DO THIS
Print the records below line for line, without changing a word, and leave out the pictures.

** START SUPPLIED RECORDS **

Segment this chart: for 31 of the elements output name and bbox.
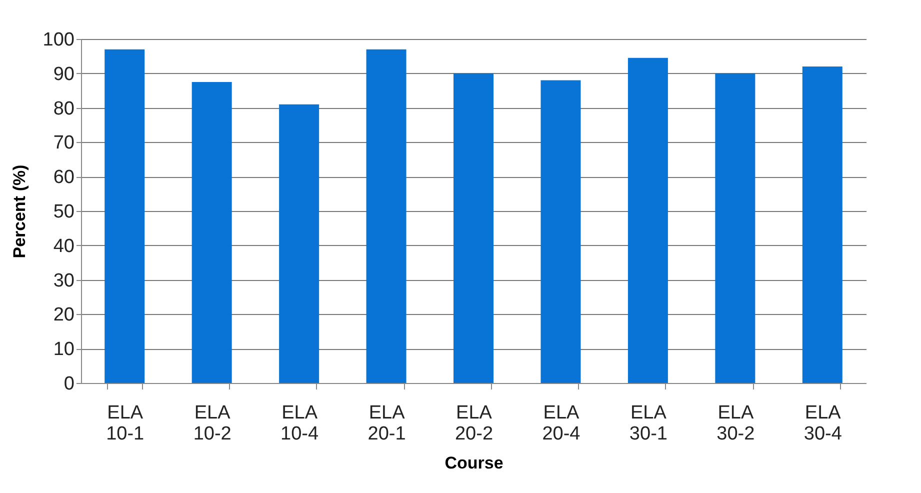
y-tick-label: 20 <box>53 304 74 326</box>
bar <box>454 73 494 383</box>
bar <box>540 80 581 383</box>
x-tick-label: ELA 30-1 <box>629 402 668 444</box>
x-tick-label: ELA 30-2 <box>716 402 755 444</box>
y-tick-label: 80 <box>53 98 74 120</box>
x-tick-label: ELA 20-1 <box>368 402 406 444</box>
x-tick-label: ELA 10-1 <box>106 402 144 444</box>
y-tick-label: 100 <box>42 30 74 50</box>
x-tick-label: ELA 20-2 <box>454 402 494 444</box>
y-tick-label: 10 <box>53 339 74 360</box>
y-tick-label: 90 <box>53 64 74 85</box>
x-tick-label: ELA 30-4 <box>804 402 842 444</box>
bar <box>192 82 232 383</box>
x-tick-label: ELA 10-4 <box>280 402 319 444</box>
bar <box>802 66 842 383</box>
y-tick-label: 40 <box>53 236 74 257</box>
y-tick-label: 70 <box>53 132 74 154</box>
bar <box>628 58 668 383</box>
y-axis-title: Percent (%) <box>10 164 29 258</box>
bar <box>279 104 320 383</box>
bar <box>715 73 756 383</box>
x-tick-label: ELA 20-4 <box>542 402 581 444</box>
x-tick-label: ELA 10-2 <box>193 402 232 444</box>
bar <box>104 49 145 383</box>
y-tick-label: 0 <box>64 374 74 394</box>
y-tick-label: 30 <box>53 270 74 292</box>
x-axis-title: Course <box>444 454 504 472</box>
y-tick-label: 60 <box>53 167 74 188</box>
y-tick-label: 50 <box>53 202 74 222</box>
bar <box>366 49 406 383</box>
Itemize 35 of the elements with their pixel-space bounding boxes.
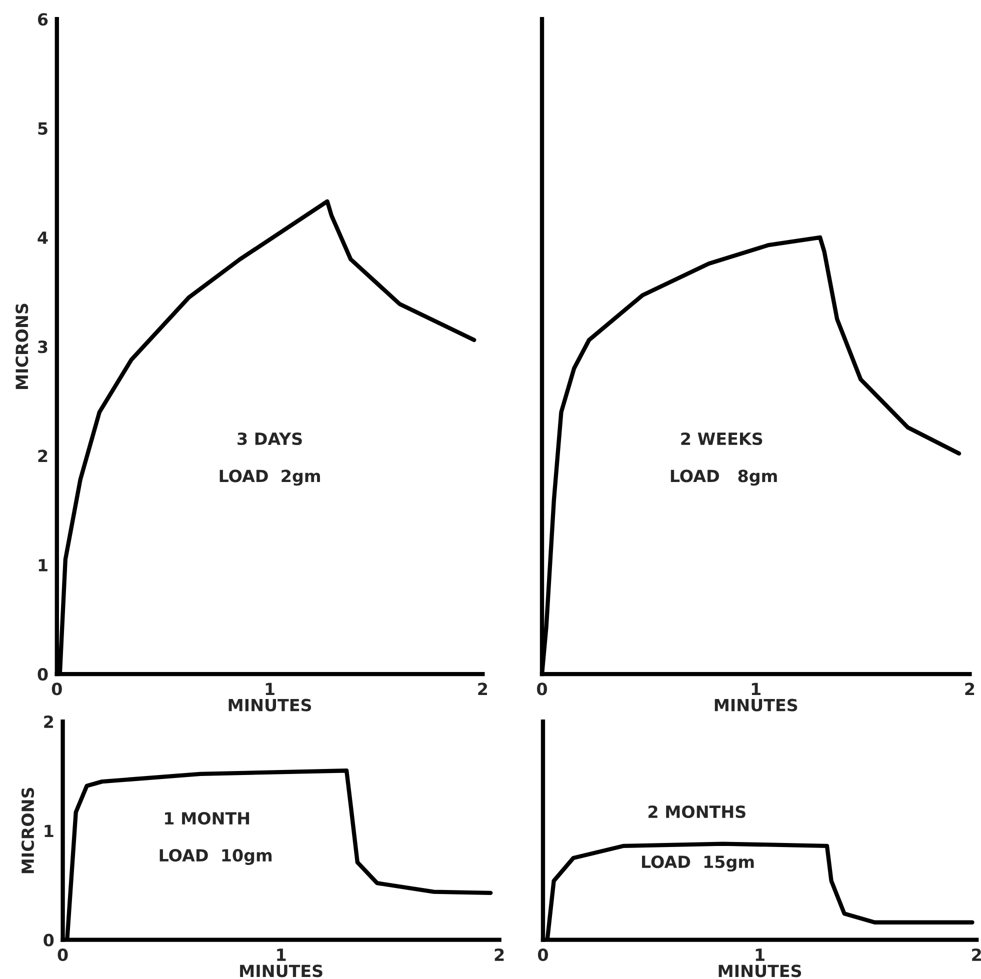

** END SUPPLIED RECORDS **

RIGHT ANSWER
Segment this chart: for 31 of the elements output name and bbox.
y-tick-label: 20 <box>53 304 74 326</box>
bar <box>454 73 494 383</box>
bar <box>540 80 581 383</box>
x-tick-label: ELA 30-1 <box>629 402 668 444</box>
x-tick-label: ELA 30-2 <box>716 402 755 444</box>
y-tick-label: 80 <box>53 98 74 120</box>
x-tick-label: ELA 20-1 <box>368 402 406 444</box>
x-tick-label: ELA 10-1 <box>106 402 144 444</box>
y-tick-label: 100 <box>42 30 74 50</box>
x-tick-label: ELA 20-2 <box>454 402 494 444</box>
y-tick-label: 10 <box>53 339 74 360</box>
y-tick-label: 90 <box>53 64 74 85</box>
x-tick-label: ELA 30-4 <box>804 402 842 444</box>
bar <box>192 82 232 383</box>
x-tick-label: ELA 10-4 <box>280 402 319 444</box>
bar <box>802 66 842 383</box>
y-tick-label: 40 <box>53 236 74 257</box>
y-tick-label: 70 <box>53 132 74 154</box>
bar <box>628 58 668 383</box>
y-axis-title: Percent (%) <box>10 164 29 258</box>
bar <box>279 104 320 383</box>
bar <box>715 73 756 383</box>
x-tick-label: ELA 20-4 <box>542 402 581 444</box>
x-tick-label: ELA 10-2 <box>193 402 232 444</box>
bar <box>104 49 145 383</box>
y-tick-label: 0 <box>64 374 74 394</box>
y-tick-label: 30 <box>53 270 74 292</box>
x-axis-title: Course <box>444 454 504 472</box>
y-tick-label: 60 <box>53 167 74 188</box>
y-tick-label: 50 <box>53 202 74 222</box>
bar <box>366 49 406 383</box>
Itemize 35 of the elements with their pixel-space bounding boxes.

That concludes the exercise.